◆ Exercise requirements ◆
Restate all of the entries exactly, dropping any pictures they hold.

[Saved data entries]
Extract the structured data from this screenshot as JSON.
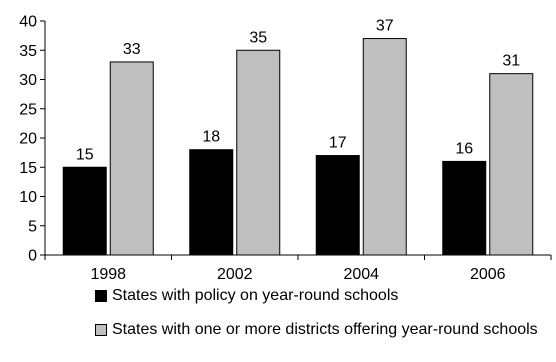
{
  "chart_data": {
    "type": "bar",
    "title": "",
    "xlabel": "",
    "ylabel": "",
    "categories": [
      "1998",
      "2002",
      "2004",
      "2006"
    ],
    "series": [
      {
        "name": "States with policy on year-round schools",
        "values": [
          15,
          18,
          17,
          16
        ],
        "color": "#000000"
      },
      {
        "name": "States with one or more districts offering year-round schools",
        "values": [
          33,
          35,
          37,
          31
        ],
        "color": "#bfbfbf"
      }
    ],
    "ylim": [
      0,
      40
    ],
    "yticks": [
      "0",
      "5",
      "10",
      "15",
      "20",
      "25",
      "30",
      "35",
      "40"
    ],
    "data_labels": [
      [
        "15",
        "18",
        "17",
        "16"
      ],
      [
        "33",
        "35",
        "37",
        "31"
      ]
    ],
    "grid": false,
    "legend_position": "bottom"
  }
}
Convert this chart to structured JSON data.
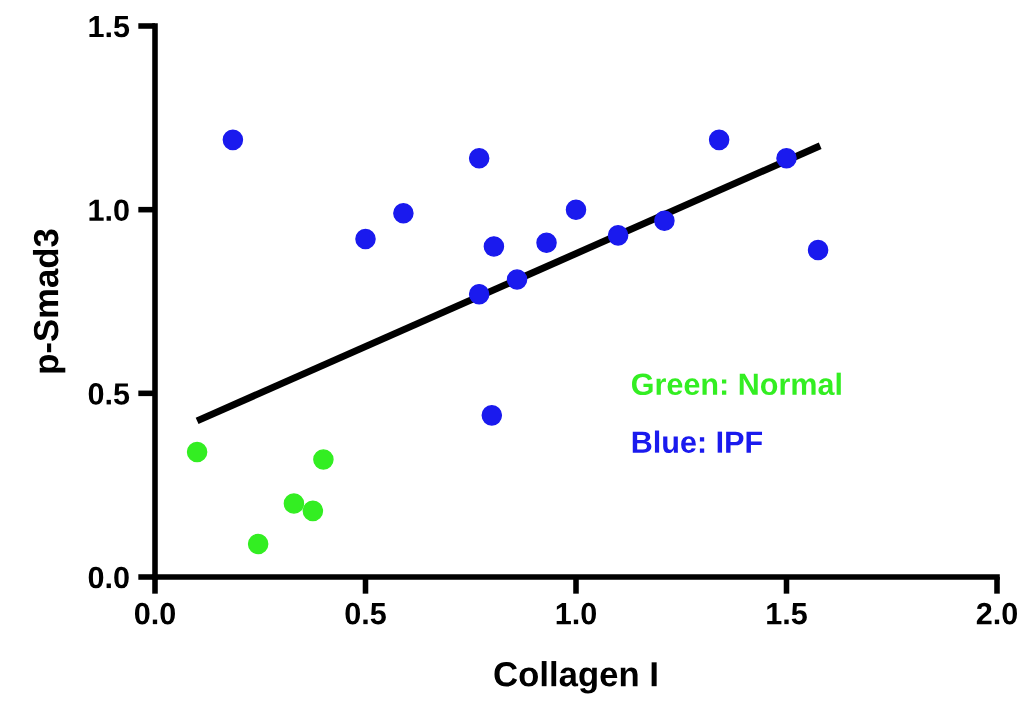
{
  "chart_data": {
    "type": "scatter",
    "xlabel": "Collagen I",
    "ylabel": "p-Smad3",
    "xlim": [
      0,
      2
    ],
    "ylim": [
      0,
      1.5
    ],
    "xticks": [
      {
        "value": 0,
        "label": "0.0"
      },
      0.5,
      {
        "value": 1,
        "label": "1.0"
      },
      1.5,
      {
        "value": 2,
        "label": "2.0"
      }
    ],
    "yticks": [
      {
        "value": 0,
        "label": "0.0"
      },
      0.5,
      {
        "value": 1,
        "label": "1.0"
      },
      1.5
    ],
    "grid": false,
    "legend": false,
    "series": [
      {
        "name": "Green: Normal",
        "color": "#33ee22",
        "marker": "circle",
        "x": [
          0.1,
          0.245,
          0.33,
          0.375,
          0.4
        ],
        "values": [
          0.34,
          0.09,
          0.2,
          0.18,
          0.32
        ]
      },
      {
        "name": "Blue: IPF",
        "color": "#1a1aee",
        "marker": "circle",
        "x": [
          0.185,
          0.5,
          0.59,
          0.77,
          0.77,
          0.8,
          0.805,
          0.86,
          0.93,
          1.0,
          1.1,
          1.21,
          1.34,
          1.5,
          1.575
        ],
        "values": [
          1.19,
          0.92,
          0.99,
          1.14,
          0.77,
          0.44,
          0.9,
          0.81,
          0.91,
          1.0,
          0.93,
          0.97,
          1.19,
          1.14,
          0.89
        ]
      },
      {
        "type": "line",
        "color": "#000000",
        "marker": "none",
        "line_style": "solid",
        "x": [
          0.1,
          1.58
        ],
        "values": [
          0.425,
          1.174
        ]
      }
    ]
  }
}
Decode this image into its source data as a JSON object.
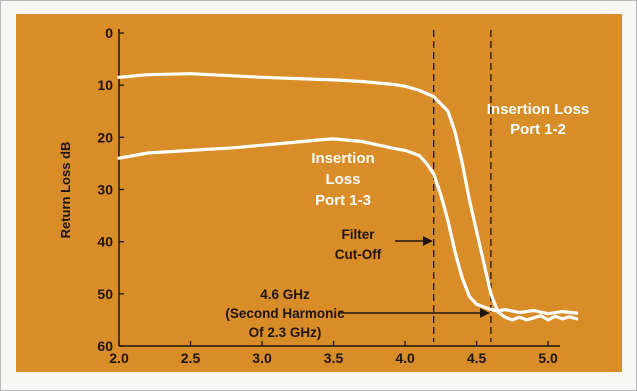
{
  "chart_data": {
    "type": "line",
    "title": "",
    "xlabel": "",
    "ylabel": "Return Loss dB",
    "xlim": [
      2.0,
      5.3
    ],
    "ylim": [
      0,
      60
    ],
    "y_inverted": true,
    "grid": false,
    "x_ticks": [
      "2.0",
      "2.5",
      "3.0",
      "3.5",
      "4.0",
      "4.5",
      "5.0"
    ],
    "y_ticks": [
      "0",
      "10",
      "20",
      "30",
      "40",
      "50",
      "60"
    ],
    "series": [
      {
        "name": "Insertion Loss Port 1-2",
        "x": [
          2.0,
          2.2,
          2.5,
          2.8,
          3.0,
          3.3,
          3.5,
          3.7,
          3.9,
          4.0,
          4.1,
          4.2,
          4.3,
          4.35,
          4.4,
          4.45,
          4.5,
          4.55,
          4.6,
          4.65,
          4.7,
          4.75,
          4.8,
          4.85,
          4.9,
          4.95,
          5.0,
          5.05,
          5.1,
          5.15,
          5.2
        ],
        "y": [
          8.5,
          8.0,
          7.8,
          8.2,
          8.5,
          8.8,
          9.0,
          9.3,
          9.8,
          10.2,
          11.0,
          12.2,
          15.0,
          19.0,
          25.0,
          32.0,
          38.0,
          44.0,
          50.0,
          53.5,
          54.5,
          55.0,
          54.5,
          55.0,
          54.6,
          54.2,
          55.0,
          54.3,
          54.8,
          54.4,
          54.8
        ]
      },
      {
        "name": "Insertion Loss Port 1-3",
        "x": [
          2.0,
          2.2,
          2.5,
          2.8,
          3.0,
          3.2,
          3.4,
          3.5,
          3.7,
          3.9,
          4.0,
          4.1,
          4.15,
          4.2,
          4.25,
          4.3,
          4.35,
          4.4,
          4.45,
          4.5,
          4.55,
          4.6,
          4.65,
          4.7,
          4.8,
          4.9,
          5.0,
          5.1,
          5.2
        ],
        "y": [
          24.0,
          23.0,
          22.5,
          22.0,
          21.5,
          21.0,
          20.5,
          20.3,
          20.8,
          22.0,
          22.5,
          23.5,
          25.0,
          27.0,
          31.0,
          36.0,
          42.0,
          47.0,
          50.5,
          52.0,
          52.5,
          53.0,
          53.3,
          53.0,
          53.6,
          53.2,
          53.8,
          53.4,
          53.7
        ]
      }
    ],
    "markers": [
      {
        "name": "Filter Cut-Off",
        "x": 4.2
      },
      {
        "name": "4.6 GHz (Second Harmonic Of 2.3 GHz)",
        "x": 4.6
      }
    ],
    "annotations": [
      {
        "lines": [
          "Insertion Loss",
          "Port 1-2"
        ]
      },
      {
        "lines": [
          "Insertion",
          "Loss",
          "Port 1-3"
        ]
      },
      {
        "lines": [
          "Filter",
          "Cut-Off"
        ]
      },
      {
        "lines": [
          "4.6 GHz",
          "(Second Harmonic",
          "Of 2.3 GHz)"
        ]
      }
    ]
  },
  "colors": {
    "background": "#d88d28",
    "trace": "#ffffff",
    "text": "#1e1410",
    "marker": "#1e1410"
  }
}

◆ Correct result ◆
Extract the structured data from this screenshot as JSON.
{
  "chart_data": {
    "type": "bar",
    "title": "",
    "xlabel": "",
    "ylabel": "",
    "categories": [
      "1998",
      "2002",
      "2004",
      "2006"
    ],
    "series": [
      {
        "name": "States with policy on year-round schools",
        "values": [
          15,
          18,
          17,
          16
        ],
        "color": "#000000"
      },
      {
        "name": "States with one or more districts offering year-round schools",
        "values": [
          33,
          35,
          37,
          31
        ],
        "color": "#bfbfbf"
      }
    ],
    "ylim": [
      0,
      40
    ],
    "yticks": [
      "0",
      "5",
      "10",
      "15",
      "20",
      "25",
      "30",
      "35",
      "40"
    ],
    "data_labels": [
      [
        "15",
        "18",
        "17",
        "16"
      ],
      [
        "33",
        "35",
        "37",
        "31"
      ]
    ],
    "grid": false,
    "legend_position": "bottom"
  }
}
Convert this chart to structured JSON data.
{
  "chart_data": {
    "type": "scatter",
    "xlabel": "Collagen I",
    "ylabel": "p-Smad3",
    "xlim": [
      0,
      2
    ],
    "ylim": [
      0,
      1.5
    ],
    "xticks": [
      {
        "value": 0,
        "label": "0.0"
      },
      0.5,
      {
        "value": 1,
        "label": "1.0"
      },
      1.5,
      {
        "value": 2,
        "label": "2.0"
      }
    ],
    "yticks": [
      {
        "value": 0,
        "label": "0.0"
      },
      0.5,
      {
        "value": 1,
        "label": "1.0"
      },
      1.5
    ],
    "grid": false,
    "legend": false,
    "series": [
      {
        "name": "Green: Normal",
        "color": "#33ee22",
        "marker": "circle",
        "x": [
          0.1,
          0.245,
          0.33,
          0.375,
          0.4
        ],
        "values": [
          0.34,
          0.09,
          0.2,
          0.18,
          0.32
        ]
      },
      {
        "name": "Blue: IPF",
        "color": "#1a1aee",
        "marker": "circle",
        "x": [
          0.185,
          0.5,
          0.59,
          0.77,
          0.77,
          0.8,
          0.805,
          0.86,
          0.93,
          1.0,
          1.1,
          1.21,
          1.34,
          1.5,
          1.575
        ],
        "values": [
          1.19,
          0.92,
          0.99,
          1.14,
          0.77,
          0.44,
          0.9,
          0.81,
          0.91,
          1.0,
          0.93,
          0.97,
          1.19,
          1.14,
          0.89
        ]
      },
      {
        "type": "line",
        "color": "#000000",
        "marker": "none",
        "line_style": "solid",
        "x": [
          0.1,
          1.58
        ],
        "values": [
          0.425,
          1.174
        ]
      }
    ]
  }
}
Decode this image into its source data as a JSON object.
{
  "chart_data": {
    "type": "line",
    "title": "",
    "xlabel": "",
    "ylabel": "Return Loss dB",
    "xlim": [
      2.0,
      5.3
    ],
    "ylim": [
      0,
      60
    ],
    "y_inverted": true,
    "grid": false,
    "x_ticks": [
      "2.0",
      "2.5",
      "3.0",
      "3.5",
      "4.0",
      "4.5",
      "5.0"
    ],
    "y_ticks": [
      "0",
      "10",
      "20",
      "30",
      "40",
      "50",
      "60"
    ],
    "series": [
      {
        "name": "Insertion Loss Port 1-2",
        "x": [
          2.0,
          2.2,
          2.5,
          2.8,
          3.0,
          3.3,
          3.5,
          3.7,
          3.9,
          4.0,
          4.1,
          4.2,
          4.3,
          4.35,
          4.4,
          4.45,
          4.5,
          4.55,
          4.6,
          4.65,
          4.7,
          4.75,
          4.8,
          4.85,
          4.9,
          4.95,
          5.0,
          5.05,
          5.1,
          5.15,
          5.2
        ],
        "y": [
          8.5,
          8.0,
          7.8,
          8.2,
          8.5,
          8.8,
          9.0,
          9.3,
          9.8,
          10.2,
          11.0,
          12.2,
          15.0,
          19.0,
          25.0,
          32.0,
          38.0,
          44.0,
          50.0,
          53.5,
          54.5,
          55.0,
          54.5,
          55.0,
          54.6,
          54.2,
          55.0,
          54.3,
          54.8,
          54.4,
          54.8
        ]
      },
      {
        "name": "Insertion Loss Port 1-3",
        "x": [
          2.0,
          2.2,
          2.5,
          2.8,
          3.0,
          3.2,
          3.4,
          3.5,
          3.7,
          3.9,
          4.0,
          4.1,
          4.15,
          4.2,
          4.25,
          4.3,
          4.35,
          4.4,
          4.45,
          4.5,
          4.55,
          4.6,
          4.65,
          4.7,
          4.8,
          4.9,
          5.0,
          5.1,
          5.2
        ],
        "y": [
          24.0,
          23.0,
          22.5,
          22.0,
          21.5,
          21.0,
          20.5,
          20.3,
          20.8,
          22.0,
          22.5,
          23.5,
          25.0,
          27.0,
          31.0,
          36.0,
          42.0,
          47.0,
          50.5,
          52.0,
          52.5,
          53.0,
          53.3,
          53.0,
          53.6,
          53.2,
          53.8,
          53.4,
          53.7
        ]
      }
    ],
    "markers": [
      {
        "name": "Filter Cut-Off",
        "x": 4.2
      },
      {
        "name": "4.6 GHz (Second Harmonic Of 2.3 GHz)",
        "x": 4.6
      }
    ],
    "annotations": [
      {
        "lines": [
          "Insertion Loss",
          "Port 1-2"
        ]
      },
      {
        "lines": [
          "Insertion",
          "Loss",
          "Port 1-3"
        ]
      },
      {
        "lines": [
          "Filter",
          "Cut-Off"
        ]
      },
      {
        "lines": [
          "4.6 GHz",
          "(Second Harmonic",
          "Of 2.3 GHz)"
        ]
      }
    ]
  },
  "colors": {
    "background": "#d88d28",
    "trace": "#ffffff",
    "text": "#1e1410",
    "marker": "#1e1410"
  }
}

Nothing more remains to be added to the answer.